= SUPPLIED TEXT =
○ ○ ○ ○ ○ ○ ○
A clear cookie jar shows off a mix of dyed eggs and a medley of flowers united by their color.

Start with a large-mouth cookie jar or canister, a clear drinking glass that fits inside the jar, dyed hard-cooked eggs and flowers. Center the drinking glass inside the jar and carefully stack the eggs between the glass and jar, alternating egg colors. Fill the glass with water.

Cut the stems of your favorite flowers (we used roses, gerbera daisies, tulips, hyacinths and bells of Ireland) to the desired length and arrange them in the glass.

Spring cheer

Uplift Easter brunch, a wedding shower or any spring event with a tabletop that captures the light and cheery feeling of the season. Start with a theme that celebrates a symbol of spring: a flower, a bird, an egg or a butterfly. Pull the design together with a refreshing color scheme, such as pastel pink and bright teal blue.

To get the look here: Accent vases and place settings with premade paper butterflies. Dress up solid-color napkins with a stamped seasonal design. For a final dash of happy pattern and color, cut place mats from decorative papers.
○ ○ ○ ○ ○ ○ ○
Lines of data
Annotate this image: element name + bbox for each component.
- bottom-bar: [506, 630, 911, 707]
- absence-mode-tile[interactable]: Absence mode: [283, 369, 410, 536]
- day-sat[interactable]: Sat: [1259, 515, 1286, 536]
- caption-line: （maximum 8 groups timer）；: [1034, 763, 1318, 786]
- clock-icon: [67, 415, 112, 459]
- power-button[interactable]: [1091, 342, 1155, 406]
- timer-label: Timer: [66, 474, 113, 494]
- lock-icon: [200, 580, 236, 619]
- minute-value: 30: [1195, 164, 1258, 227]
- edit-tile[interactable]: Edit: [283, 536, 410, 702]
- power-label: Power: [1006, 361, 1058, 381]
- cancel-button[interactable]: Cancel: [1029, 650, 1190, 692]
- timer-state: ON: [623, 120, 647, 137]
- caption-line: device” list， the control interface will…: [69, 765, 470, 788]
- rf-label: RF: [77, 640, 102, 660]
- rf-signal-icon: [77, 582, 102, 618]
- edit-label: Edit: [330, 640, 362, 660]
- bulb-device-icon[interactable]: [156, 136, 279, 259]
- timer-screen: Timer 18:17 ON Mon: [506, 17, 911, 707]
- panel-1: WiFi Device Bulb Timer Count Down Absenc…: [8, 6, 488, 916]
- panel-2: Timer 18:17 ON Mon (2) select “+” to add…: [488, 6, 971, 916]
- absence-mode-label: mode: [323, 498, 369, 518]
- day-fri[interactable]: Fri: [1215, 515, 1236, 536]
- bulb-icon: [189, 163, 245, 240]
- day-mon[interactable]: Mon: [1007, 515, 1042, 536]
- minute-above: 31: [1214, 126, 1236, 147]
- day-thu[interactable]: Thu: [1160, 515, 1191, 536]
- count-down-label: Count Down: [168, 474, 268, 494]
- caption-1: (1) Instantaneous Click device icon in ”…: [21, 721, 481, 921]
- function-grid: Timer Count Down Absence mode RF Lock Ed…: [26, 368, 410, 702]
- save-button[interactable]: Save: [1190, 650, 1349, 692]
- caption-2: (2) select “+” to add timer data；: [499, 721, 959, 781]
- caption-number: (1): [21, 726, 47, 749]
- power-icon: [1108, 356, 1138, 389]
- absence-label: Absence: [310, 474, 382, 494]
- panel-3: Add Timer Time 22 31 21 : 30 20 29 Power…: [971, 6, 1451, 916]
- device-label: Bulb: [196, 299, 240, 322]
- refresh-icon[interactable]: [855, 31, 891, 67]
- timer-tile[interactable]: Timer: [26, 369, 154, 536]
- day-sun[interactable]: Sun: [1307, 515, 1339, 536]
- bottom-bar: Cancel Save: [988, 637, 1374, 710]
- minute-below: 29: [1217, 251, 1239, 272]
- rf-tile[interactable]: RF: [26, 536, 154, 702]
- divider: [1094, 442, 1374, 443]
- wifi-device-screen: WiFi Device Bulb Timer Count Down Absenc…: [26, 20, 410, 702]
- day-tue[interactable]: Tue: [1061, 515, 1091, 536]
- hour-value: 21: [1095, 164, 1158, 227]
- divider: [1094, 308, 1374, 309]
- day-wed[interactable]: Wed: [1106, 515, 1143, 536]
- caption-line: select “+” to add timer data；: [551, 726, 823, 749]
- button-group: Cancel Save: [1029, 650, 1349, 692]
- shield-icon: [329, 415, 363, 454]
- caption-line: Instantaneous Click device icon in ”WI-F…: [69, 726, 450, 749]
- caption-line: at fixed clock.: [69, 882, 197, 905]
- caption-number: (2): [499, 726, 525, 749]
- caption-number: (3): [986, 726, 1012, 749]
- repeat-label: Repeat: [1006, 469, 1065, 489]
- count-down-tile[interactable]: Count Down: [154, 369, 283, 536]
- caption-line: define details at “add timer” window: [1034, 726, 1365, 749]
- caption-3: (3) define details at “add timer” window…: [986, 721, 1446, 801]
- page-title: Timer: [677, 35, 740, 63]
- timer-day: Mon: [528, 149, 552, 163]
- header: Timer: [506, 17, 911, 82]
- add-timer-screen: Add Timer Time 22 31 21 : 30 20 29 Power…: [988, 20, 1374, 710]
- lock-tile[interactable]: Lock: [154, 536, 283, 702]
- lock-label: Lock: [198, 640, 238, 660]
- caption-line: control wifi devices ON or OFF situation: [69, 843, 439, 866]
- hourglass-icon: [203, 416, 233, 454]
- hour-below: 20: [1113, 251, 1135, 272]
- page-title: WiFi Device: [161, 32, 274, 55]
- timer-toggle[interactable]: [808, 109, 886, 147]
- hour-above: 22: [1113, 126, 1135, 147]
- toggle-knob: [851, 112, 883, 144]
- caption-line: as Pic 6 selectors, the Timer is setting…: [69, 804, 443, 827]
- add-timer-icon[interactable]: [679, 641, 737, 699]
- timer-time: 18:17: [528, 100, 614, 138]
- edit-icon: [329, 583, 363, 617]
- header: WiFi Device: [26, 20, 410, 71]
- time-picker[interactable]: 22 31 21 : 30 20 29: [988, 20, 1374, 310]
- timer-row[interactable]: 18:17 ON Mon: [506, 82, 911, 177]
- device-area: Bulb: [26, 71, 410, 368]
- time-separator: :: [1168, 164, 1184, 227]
○ ○ ○ ○ ○ ○ ○
= REQUIRED WORK =
Reproduce the entire spring decorating text word for word, with nothing left out or changed.

= ANSWER TO THE TASK =
A clear cookie jar shows off a mix of dyed eggs and a medley of flowers united by their color.

Start with a large-mouth cookie jar or canister, a clear drinking glass that fits inside the jar, dyed hard-cooked eggs and flowers. Center the drinking glass inside the jar and carefully stack the eggs between the glass and jar, alternating egg colors. Fill the glass with water.

Cut the stems of your favorite flowers (we used roses, gerbera daisies, tulips, hyacinths and bells of Ireland) to the desired length and arrange them in the glass.

Spring cheer

Uplift Easter brunch, a wedding shower or any spring event with a tabletop that captures the light and cheery feeling of the season. Start with a theme that celebrates a symbol of spring: a flower, a bird, an egg or a butterfly. Pull the design together with a refreshing color scheme, such as pastel pink and bright teal blue.

To get the look here: Accent vases and place settings with premade paper butterflies. Dress up solid-color napkins with a stamped seasonal design. For a final dash of happy pattern and color, cut place mats from decorative papers.